**O que fazer:**
(a) Segundo o texto sobre Cecília Prada, qual prêmio de jornalismo ela conquistou em 1980?
(b) Edite o trecho do texto sobre Cecília Prada de "jornalista. E que" até "em instituições psiquiátricas.", substituindo "reportagens" por "matérias".

**Texto exibido:**
Profissionais da
solidão
Pedro
J. Bondaczuk
A atividade de escritor
– antiqüíssima, cuja origem se perde nas brumas do tempo e coincide com a
invenção da primeira forma de escrita – é das mais peculiares em todos os
sentidos. Esse indispensável (óbvio) agente literário pode ser classificado,
entre tantas e outras classificações, como “profissional da solidão”. Sequer é
necessário justificar a designação. Trata-se de atividade rigorosamente
individual (embora haja muitos livros escritos em parceria, a quatro mãos, que
são, no entanto, relativamente raros). O escritor, em seu momento decisivo, o
da produção de sua obra, é um sujeito solitário. Tem que ser. O ato de escrever
requer solidão, e quanto maior, melhor. Ademais, esta condição, em outro
sentido, mais amplo, é um dos seus temas preferenciais, quer em verso, quer em
prosa.
“Profissionais da
solidão” é, porém, o título do livro de uma escritora multitarefa, de vários
talentos cuja designação metafórica de “artista dos sete instrumentos” não é
exagerada e lhe cabe como uma luva, acaba de lançar, pela Editora Senac de São
Paulo. Refiro-me a Cecília Prada que é, entre outras coisas, ficcionista,
dramaturga, historiadora, professora, tradutora, ex-diplomata de carreira e...
jornalista. E que jornalista!!! Para que o leitor tenha uma idéia de sua
competência nessa função, basta dizer que conquistou o maior prêmio existente
no jornalismo brasileiro, o “Esso” de 1980, o que é privilégio de poucos,
pouquíssimos profissionais de comunicação. O tema que lhe valeu esse
reconhecimento público foi uma série de reportagens, publicada no jornal
paulista “Folha de S. Paulo”, intitulada “Menores do Brasil: a loucura nua”,
sobre menores internados em instituições psiquiátricas.

(Entradas de dados salvas)
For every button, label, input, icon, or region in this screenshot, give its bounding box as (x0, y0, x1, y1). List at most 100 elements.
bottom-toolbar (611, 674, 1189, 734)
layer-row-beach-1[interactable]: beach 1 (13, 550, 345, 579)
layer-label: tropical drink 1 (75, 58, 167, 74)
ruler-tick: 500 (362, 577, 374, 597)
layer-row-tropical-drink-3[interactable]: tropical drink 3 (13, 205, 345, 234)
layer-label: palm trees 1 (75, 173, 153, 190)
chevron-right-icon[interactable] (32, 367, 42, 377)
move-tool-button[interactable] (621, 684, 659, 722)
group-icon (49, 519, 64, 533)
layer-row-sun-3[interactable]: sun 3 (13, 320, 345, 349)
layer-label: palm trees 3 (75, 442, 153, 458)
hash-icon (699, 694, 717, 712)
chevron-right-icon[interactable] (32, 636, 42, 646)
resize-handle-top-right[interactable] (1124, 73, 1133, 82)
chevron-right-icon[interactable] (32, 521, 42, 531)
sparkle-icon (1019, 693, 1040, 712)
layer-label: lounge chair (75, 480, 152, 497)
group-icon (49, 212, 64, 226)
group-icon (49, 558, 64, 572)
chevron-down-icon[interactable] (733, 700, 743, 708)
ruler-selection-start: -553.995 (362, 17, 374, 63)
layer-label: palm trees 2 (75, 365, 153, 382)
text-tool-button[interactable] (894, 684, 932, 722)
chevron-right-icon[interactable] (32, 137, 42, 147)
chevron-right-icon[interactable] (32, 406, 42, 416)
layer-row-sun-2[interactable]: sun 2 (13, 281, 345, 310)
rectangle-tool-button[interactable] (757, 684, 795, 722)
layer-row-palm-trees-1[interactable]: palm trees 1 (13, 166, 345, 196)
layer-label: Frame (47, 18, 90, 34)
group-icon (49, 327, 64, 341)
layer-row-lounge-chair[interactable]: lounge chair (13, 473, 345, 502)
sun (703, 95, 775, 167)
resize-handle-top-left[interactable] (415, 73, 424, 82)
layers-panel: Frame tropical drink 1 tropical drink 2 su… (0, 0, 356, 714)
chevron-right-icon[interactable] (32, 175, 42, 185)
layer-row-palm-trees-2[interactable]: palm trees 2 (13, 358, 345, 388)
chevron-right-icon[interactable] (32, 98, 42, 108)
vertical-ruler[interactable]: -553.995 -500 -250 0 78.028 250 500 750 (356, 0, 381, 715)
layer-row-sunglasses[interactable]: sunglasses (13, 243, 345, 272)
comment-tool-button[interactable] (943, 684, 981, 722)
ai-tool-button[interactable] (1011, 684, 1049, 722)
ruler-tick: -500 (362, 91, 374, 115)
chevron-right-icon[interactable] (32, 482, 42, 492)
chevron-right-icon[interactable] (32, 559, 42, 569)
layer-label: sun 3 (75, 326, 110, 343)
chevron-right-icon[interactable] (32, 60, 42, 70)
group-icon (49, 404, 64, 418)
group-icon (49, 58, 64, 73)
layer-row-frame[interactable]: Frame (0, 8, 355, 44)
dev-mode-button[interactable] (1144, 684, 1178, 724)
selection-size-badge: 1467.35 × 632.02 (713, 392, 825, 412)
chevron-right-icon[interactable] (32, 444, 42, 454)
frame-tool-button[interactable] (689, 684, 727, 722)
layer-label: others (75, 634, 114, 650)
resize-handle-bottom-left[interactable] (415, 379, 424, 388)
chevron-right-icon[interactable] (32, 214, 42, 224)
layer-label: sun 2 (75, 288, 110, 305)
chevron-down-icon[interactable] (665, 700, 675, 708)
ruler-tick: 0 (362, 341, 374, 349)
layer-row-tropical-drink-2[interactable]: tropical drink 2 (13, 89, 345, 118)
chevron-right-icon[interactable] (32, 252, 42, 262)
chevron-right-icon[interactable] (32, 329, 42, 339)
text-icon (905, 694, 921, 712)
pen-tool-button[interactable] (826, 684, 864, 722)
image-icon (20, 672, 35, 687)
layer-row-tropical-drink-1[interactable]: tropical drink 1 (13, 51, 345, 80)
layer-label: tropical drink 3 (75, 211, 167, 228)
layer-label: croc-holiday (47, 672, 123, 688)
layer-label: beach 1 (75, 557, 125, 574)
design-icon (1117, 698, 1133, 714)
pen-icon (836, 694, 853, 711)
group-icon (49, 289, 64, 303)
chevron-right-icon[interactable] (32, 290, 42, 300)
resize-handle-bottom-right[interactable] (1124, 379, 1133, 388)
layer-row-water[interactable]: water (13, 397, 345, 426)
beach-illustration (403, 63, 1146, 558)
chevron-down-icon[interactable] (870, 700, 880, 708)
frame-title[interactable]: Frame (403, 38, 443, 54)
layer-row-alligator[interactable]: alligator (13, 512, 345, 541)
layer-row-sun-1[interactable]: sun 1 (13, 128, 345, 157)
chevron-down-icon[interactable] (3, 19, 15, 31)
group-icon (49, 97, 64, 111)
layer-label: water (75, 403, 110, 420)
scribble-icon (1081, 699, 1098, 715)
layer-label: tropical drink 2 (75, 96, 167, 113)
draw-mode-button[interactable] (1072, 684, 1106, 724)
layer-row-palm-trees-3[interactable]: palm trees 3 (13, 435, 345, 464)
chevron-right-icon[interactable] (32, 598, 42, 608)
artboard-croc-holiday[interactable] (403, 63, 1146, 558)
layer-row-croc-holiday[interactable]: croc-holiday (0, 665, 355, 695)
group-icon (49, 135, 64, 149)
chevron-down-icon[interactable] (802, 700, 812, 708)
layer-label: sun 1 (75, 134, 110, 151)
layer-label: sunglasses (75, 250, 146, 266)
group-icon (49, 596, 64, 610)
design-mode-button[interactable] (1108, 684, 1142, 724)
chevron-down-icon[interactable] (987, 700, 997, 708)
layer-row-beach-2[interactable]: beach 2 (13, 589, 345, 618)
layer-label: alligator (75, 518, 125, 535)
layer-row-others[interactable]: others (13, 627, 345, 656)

**Respostas do exercício:**
(a) O prêmio "Esso" de 1980, o maior do jornalismo brasileiro.

(b)
jornalista. E que jornalista!!! Para que o leitor tenha uma idéia de sua
competência nessa função, basta dizer que conquistou o maior prêmio existente
no jornalismo brasileiro, o “Esso” de 1980, o que é privilégio de poucos,
pouquíssimos profissionais de comunicação. O tema que lhe valeu esse
reconhecimento público foi uma série de matérias, publicada no jornal
paulista “Folha de S. Paulo”, intitulada “Menores do Brasil: a loucura nua”,
sobre menores internados em instituições psiquiátricas.